Dataset items:
• • • • •

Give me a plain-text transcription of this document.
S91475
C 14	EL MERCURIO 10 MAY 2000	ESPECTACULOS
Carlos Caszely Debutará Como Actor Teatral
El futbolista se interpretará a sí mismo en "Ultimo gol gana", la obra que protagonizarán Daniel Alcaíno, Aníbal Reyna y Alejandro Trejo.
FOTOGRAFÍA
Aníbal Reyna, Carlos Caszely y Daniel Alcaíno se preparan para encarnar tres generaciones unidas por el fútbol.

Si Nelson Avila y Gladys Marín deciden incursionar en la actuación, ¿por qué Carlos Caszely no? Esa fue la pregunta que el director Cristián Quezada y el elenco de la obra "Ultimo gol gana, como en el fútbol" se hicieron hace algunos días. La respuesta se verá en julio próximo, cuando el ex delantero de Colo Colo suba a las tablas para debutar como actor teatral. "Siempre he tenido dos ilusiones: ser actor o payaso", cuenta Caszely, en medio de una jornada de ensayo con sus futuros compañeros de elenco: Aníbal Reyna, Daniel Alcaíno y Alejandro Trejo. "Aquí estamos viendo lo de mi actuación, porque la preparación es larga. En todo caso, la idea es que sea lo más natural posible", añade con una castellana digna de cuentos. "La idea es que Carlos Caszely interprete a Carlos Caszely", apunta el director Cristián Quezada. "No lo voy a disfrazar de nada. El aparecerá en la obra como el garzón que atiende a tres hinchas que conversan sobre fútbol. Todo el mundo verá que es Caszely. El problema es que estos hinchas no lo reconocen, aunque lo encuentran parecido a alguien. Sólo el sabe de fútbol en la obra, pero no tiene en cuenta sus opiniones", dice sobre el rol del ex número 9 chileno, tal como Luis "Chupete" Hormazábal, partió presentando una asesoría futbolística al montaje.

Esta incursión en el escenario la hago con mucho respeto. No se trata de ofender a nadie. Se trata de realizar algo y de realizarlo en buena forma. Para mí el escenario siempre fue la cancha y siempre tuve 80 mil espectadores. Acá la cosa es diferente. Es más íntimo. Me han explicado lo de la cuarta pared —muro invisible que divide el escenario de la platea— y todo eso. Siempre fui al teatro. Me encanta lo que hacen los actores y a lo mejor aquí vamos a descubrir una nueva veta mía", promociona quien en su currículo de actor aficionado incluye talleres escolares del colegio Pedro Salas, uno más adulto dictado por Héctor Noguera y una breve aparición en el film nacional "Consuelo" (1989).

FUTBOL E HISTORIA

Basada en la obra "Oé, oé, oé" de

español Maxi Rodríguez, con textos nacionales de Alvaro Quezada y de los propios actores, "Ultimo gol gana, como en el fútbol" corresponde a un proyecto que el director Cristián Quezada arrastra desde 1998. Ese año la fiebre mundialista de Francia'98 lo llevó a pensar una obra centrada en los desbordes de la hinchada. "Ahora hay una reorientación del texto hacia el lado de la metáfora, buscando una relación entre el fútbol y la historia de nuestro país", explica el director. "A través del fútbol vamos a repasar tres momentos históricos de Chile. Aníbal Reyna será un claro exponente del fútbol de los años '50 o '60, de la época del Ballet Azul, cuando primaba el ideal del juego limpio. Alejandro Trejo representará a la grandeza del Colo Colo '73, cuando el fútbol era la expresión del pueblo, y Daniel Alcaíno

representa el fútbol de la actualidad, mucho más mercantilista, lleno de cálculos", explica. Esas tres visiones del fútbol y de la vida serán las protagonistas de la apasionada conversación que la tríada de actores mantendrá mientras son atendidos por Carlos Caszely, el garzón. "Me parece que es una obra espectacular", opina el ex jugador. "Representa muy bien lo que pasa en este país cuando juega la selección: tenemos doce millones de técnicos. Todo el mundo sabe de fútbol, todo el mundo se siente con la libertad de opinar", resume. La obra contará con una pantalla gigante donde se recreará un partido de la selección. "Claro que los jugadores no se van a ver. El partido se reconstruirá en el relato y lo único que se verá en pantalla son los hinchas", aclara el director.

• • • • •

• **Set exercise**
Extract the listing in its entirety and repeat it exactly.

• **The completed task**
Give me a plain-text transcription of this document.
S91475
C 14	EL MERCURIO 10 MAY 2000	ESPECTACULOS
Carlos Caszely Debutará Como Actor Teatral
El futbolista se interpretará a sí mismo en "Ultimo gol gana", la obra que protagonizarán Daniel Alcaíno, Aníbal Reyna y Alejandro Trejo.
FOTOGRAFÍA
Aníbal Reyna, Carlos Caszely y Daniel Alcaíno se preparan para encarnar tres generaciones unidas por el fútbol.

Si Nelson Avila y Gladys Marín deciden incursionar en la actuación, ¿por qué Carlos Caszely no? Esa fue la pregunta que el director Cristián Quezada y el elenco de la obra "Ultimo gol gana, como en el fútbol" se hicieron hace algunos días. La respuesta se verá en julio próximo, cuando el ex delantero de Colo Colo suba a las tablas para debutar como actor teatral. "Siempre he tenido dos ilusiones: ser actor o payaso", cuenta Caszely, en medio de una jornada de ensayo con sus futuros compañeros de elenco: Aníbal Reyna, Daniel Alcaíno y Alejandro Trejo. "Aquí estamos viendo lo de mi actuación, porque la preparación es larga. En todo caso, la idea es que sea lo más natural posible", añade con una castellana digna de cuentos. "La idea es que Carlos Caszely interprete a Carlos Caszely", apunta el director Cristián Quezada. "No lo voy a disfrazar de nada. El aparecerá en la obra como el garzón que atiende a tres hinchas que conversan sobre fútbol. Todo el mundo verá que es Caszely. El problema es que estos hinchas no lo reconocen, aunque lo encuentran parecido a alguien. Sólo el sabe de fútbol en la obra, pero no tiene en cuenta sus opiniones", dice sobre el rol del ex número 9 chileno, tal como Luis "Chupete" Hormazábal, partió presentando una asesoría futbolística al montaje.

Esta incursión en el escenario la hago con mucho respeto. No se trata de ofender a nadie. Se trata de realizar algo y de realizarlo en buena forma. Para mí el escenario siempre fue la cancha y siempre tuve 80 mil espectadores. Acá la cosa es diferente. Es más íntimo. Me han explicado lo de la cuarta pared —muro invisible que divide el escenario de la platea— y todo eso. Siempre fui al teatro. Me encanta lo que hacen los actores y a lo mejor aquí vamos a descubrir una nueva veta mía", promociona quien en su currículo de actor aficionado incluye talleres escolares del colegio Pedro Salas, uno más adulto dictado por Héctor Noguera y una breve aparición en el film nacional "Consuelo" (1989).

FUTBOL E HISTORIA

Basada en la obra "Oé, oé, oé" de

español Maxi Rodríguez, con textos nacionales de Alvaro Quezada y de los propios actores, "Ultimo gol gana, como en el fútbol" corresponde a un proyecto que el director Cristián Quezada arrastra desde 1998. Ese año la fiebre mundialista de Francia'98 lo llevó a pensar una obra centrada en los desbordes de la hinchada. "Ahora hay una reorientación del texto hacia el lado de la metáfora, buscando una relación entre el fútbol y la historia de nuestro país", explica el director. "A través del fútbol vamos a repasar tres momentos históricos de Chile. Aníbal Reyna será un claro exponente del fútbol de los años '50 o '60, de la época del Ballet Azul, cuando primaba el ideal del juego limpio. Alejandro Trejo representará a la grandeza del Colo Colo '73, cuando el fútbol era la expresión del pueblo, y Daniel Alcaíno

representa el fútbol de la actualidad, mucho más mercantilista, lleno de cálculos", explica. Esas tres visiones del fútbol y de la vida serán las protagonistas de la apasionada conversación que la tríada de actores mantendrá mientras son atendidos por Carlos Caszely, el garzón. "Me parece que es una obra espectacular", opina el ex jugador. "Representa muy bien lo que pasa en este país cuando juega la selección: tenemos doce millones de técnicos. Todo el mundo sabe de fútbol, todo el mundo se siente con la libertad de opinar", resume. La obra contará con una pantalla gigante donde se recreará un partido de la selección. "Claro que los jugadores no se van a ver. El partido se reconstruirá en el relato y lo único que se verá en pantalla son los hinchas", aclara el director.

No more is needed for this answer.